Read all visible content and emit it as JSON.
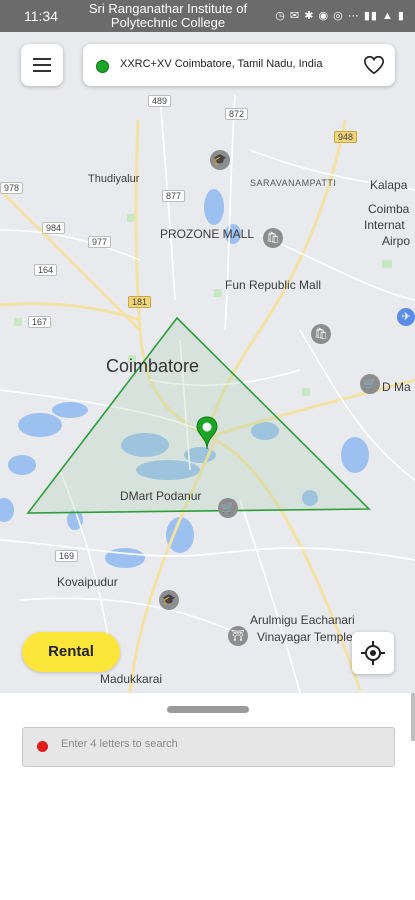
{
  "status_bar": {
    "time": "11:34",
    "banner": "Sri Ranganathar Institute of Polytechnic College",
    "icons_text": "◷ ✉ ✱ ◉ ◎ ⋯ ▮▮ ▲ ▮"
  },
  "header": {
    "menu_icon": "hamburger-menu-icon",
    "location_text": "XXRC+XV Coimbatore, Tamil Nadu, India",
    "favorite_icon": "heart-outline-icon"
  },
  "map": {
    "labels": {
      "thudiyalur": "Thudiyalur",
      "saravanampatti": "SARAVANAMPATTI",
      "kalapatti": "Kalapa",
      "coimbatore_intl": "Coimba",
      "coimbatore_intl2": "Internat",
      "coimbatore_intl3": "Airpo",
      "prozone": "PROZONE MALL",
      "fun_republic": "Fun Republic Mall",
      "coimbatore": "Coimbatore",
      "dmart_small": "D Ma",
      "dmart_podanur": "DMart Podanur",
      "kovaipudur": "Kovaipudur",
      "arulmigu": "Arulmigu Eachanari",
      "vinayagar": "Vinayagar Temple",
      "madukkarai": "Madukkarai"
    },
    "route_numbers": {
      "r489": "489",
      "r872": "872",
      "r948": "948",
      "r877": "877",
      "r984": "984",
      "r977": "977",
      "r978": "978",
      "r164": "164",
      "r181": "181",
      "r167": "167",
      "r169": "169"
    }
  },
  "rental_button": "Rental",
  "locate_icon": "my-location-icon",
  "bottom_sheet": {
    "search_placeholder": "Enter 4 letters to search",
    "search_value": ""
  },
  "colors": {
    "accent_yellow": "#FDE63A",
    "marker_green": "#1AA526",
    "polygon_green": "#2E9E3A",
    "search_dot_red": "#E21B1B"
  }
}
-.-.-
Reproduce every line precisely as given, omitting all pictures.

Read all visible content and emit it as JSON.
{
  "status_bar": {
    "time": "11:34",
    "banner": "Sri Ranganathar Institute of Polytechnic College",
    "icons_text": "◷ ✉ ✱ ◉ ◎ ⋯ ▮▮ ▲ ▮"
  },
  "header": {
    "menu_icon": "hamburger-menu-icon",
    "location_text": "XXRC+XV Coimbatore, Tamil Nadu, India",
    "favorite_icon": "heart-outline-icon"
  },
  "map": {
    "labels": {
      "thudiyalur": "Thudiyalur",
      "saravanampatti": "SARAVANAMPATTI",
      "kalapatti": "Kalapa",
      "coimbatore_intl": "Coimba",
      "coimbatore_intl2": "Internat",
      "coimbatore_intl3": "Airpo",
      "prozone": "PROZONE MALL",
      "fun_republic": "Fun Republic Mall",
      "coimbatore": "Coimbatore",
      "dmart_small": "D Ma",
      "dmart_podanur": "DMart Podanur",
      "kovaipudur": "Kovaipudur",
      "arulmigu": "Arulmigu Eachanari",
      "vinayagar": "Vinayagar Temple",
      "madukkarai": "Madukkarai"
    },
    "route_numbers": {
      "r489": "489",
      "r872": "872",
      "r948": "948",
      "r877": "877",
      "r984": "984",
      "r977": "977",
      "r978": "978",
      "r164": "164",
      "r181": "181",
      "r167": "167",
      "r169": "169"
    }
  },
  "rental_button": "Rental",
  "locate_icon": "my-location-icon",
  "bottom_sheet": {
    "search_placeholder": "Enter 4 letters to search",
    "search_value": ""
  },
  "colors": {
    "accent_yellow": "#FDE63A",
    "marker_green": "#1AA526",
    "polygon_green": "#2E9E3A",
    "search_dot_red": "#E21B1B"
  }
}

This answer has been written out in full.